The exercise
Transcribe all the entries word for word, omitting any pictures they contain.

━━━ Records provided

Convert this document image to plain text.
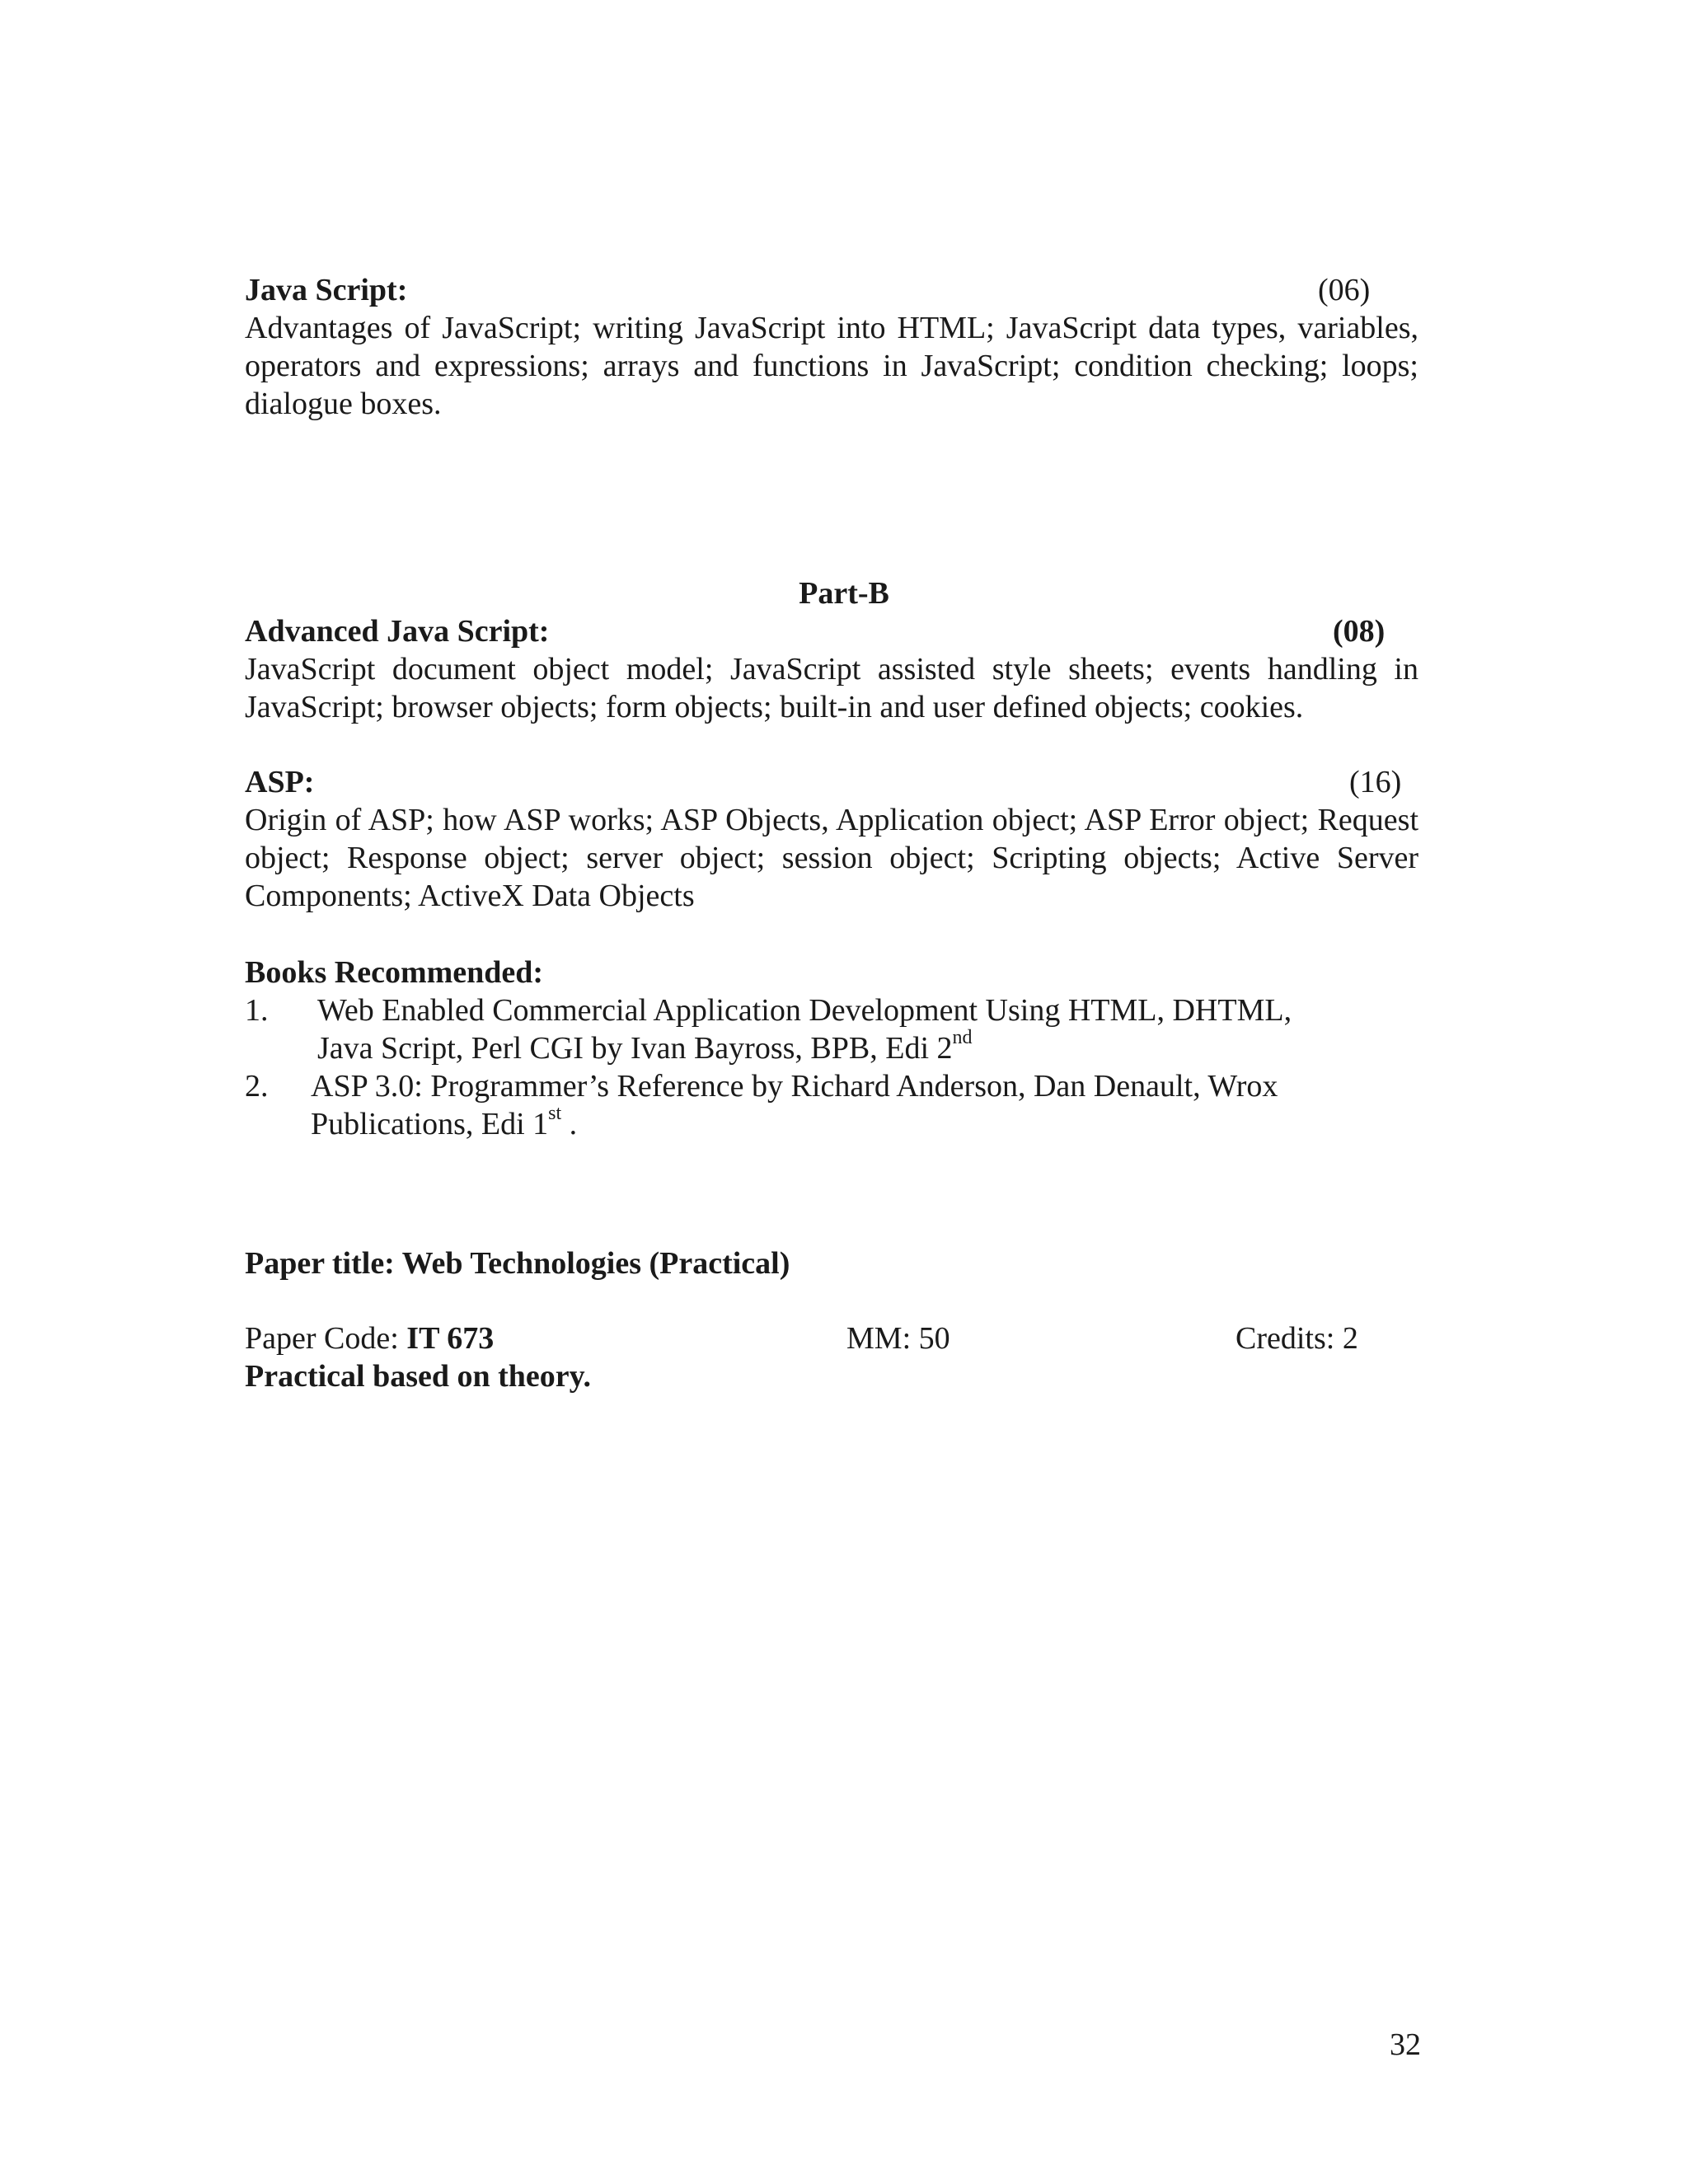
Java Script:	(06)
Advantages of JavaScript; writing JavaScript into HTML; JavaScript data types, variables, operators and expressions; arrays and functions in JavaScript; condition checking; loops; dialogue boxes.
Part-B
Advanced Java Script:	(08)
JavaScript document object model; JavaScript assisted style sheets; events handling in JavaScript; browser objects; form objects; built-in and user defined objects; cookies.
ASP:	(16)
Origin of ASP; how ASP works; ASP Objects, Application object; ASP Error object; Request object; Response object; server object; session object; Scripting objects; Active Server Components; ActiveX Data Objects
Books Recommended:
1.	Web Enabled Commercial Application Development Using HTML, DHTML,
Java Script, Perl CGI by Ivan Bayross, BPB, Edi 2nd
2.	ASP 3.0: Programmer’s Reference by Richard Anderson, Dan Denault, Wrox
Publications, Edi 1st .
Paper title: Web Technologies (Practical)
Paper Code: IT 673	MM: 50	Credits: 2
Practical based on theory.
32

━━━━━━

Result below
Convert this document image to plain text.
Java Script:	(06)
Advantages of JavaScript; writing JavaScript into HTML; JavaScript data types, variables, operators and expressions; arrays and functions in JavaScript; condition checking; loops; dialogue boxes.
Part-B
Advanced Java Script:	(08)
JavaScript document object model; JavaScript assisted style sheets; events handling in JavaScript; browser objects; form objects; built-in and user defined objects; cookies.
ASP:	(16)
Origin of ASP; how ASP works; ASP Objects, Application object; ASP Error object; Request object; Response object; server object; session object; Scripting objects; Active Server Components; ActiveX Data Objects
Books Recommended:
1.	Web Enabled Commercial Application Development Using HTML, DHTML,
Java Script, Perl CGI by Ivan Bayross, BPB, Edi 2nd
2.	ASP 3.0: Programmer’s Reference by Richard Anderson, Dan Denault, Wrox
Publications, Edi 1st .
Paper title: Web Technologies (Practical)
Paper Code: IT 673	MM: 50	Credits: 2
Practical based on theory.
32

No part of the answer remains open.